Recorded data:
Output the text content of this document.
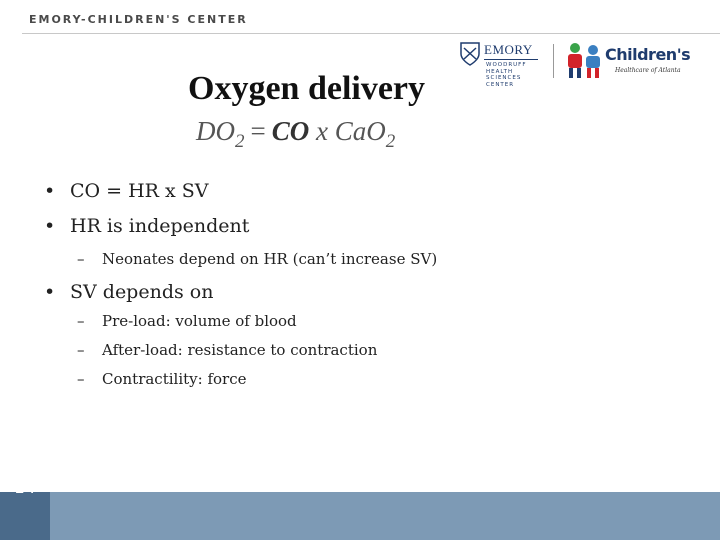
EMORY-CHILDREN'S CENTER
EMORY
WOODRUFF
HEALTH
SCIENCES
CENTER
Children's
Healthcare of Atlanta
Oxygen delivery
$DO_2$ = CO x CaO$_2$
• CO = HR x SV
• HR is independent
– Neonates depend on HR (can’t increase SV)
• SV depends on
– Pre-load: volume of blood
– After-load: resistance to contraction
– Contractility: force
14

#### [Set task]
Give the entries again word for word, but skip the pictures.

#### [Solution below]
Output the text content of this document.
EMORY-CHILDREN'S CENTER
EMORY
WOODRUFF
HEALTH
SCIENCES
CENTER
Children's
Healthcare of Atlanta
Oxygen delivery
$DO_2$ = CO x CaO$_2$
• CO = HR x SV
• HR is independent
– Neonates depend on HR (can’t increase SV)
• SV depends on
– Pre-load: volume of blood
– After-load: resistance to contraction
– Contractility: force
14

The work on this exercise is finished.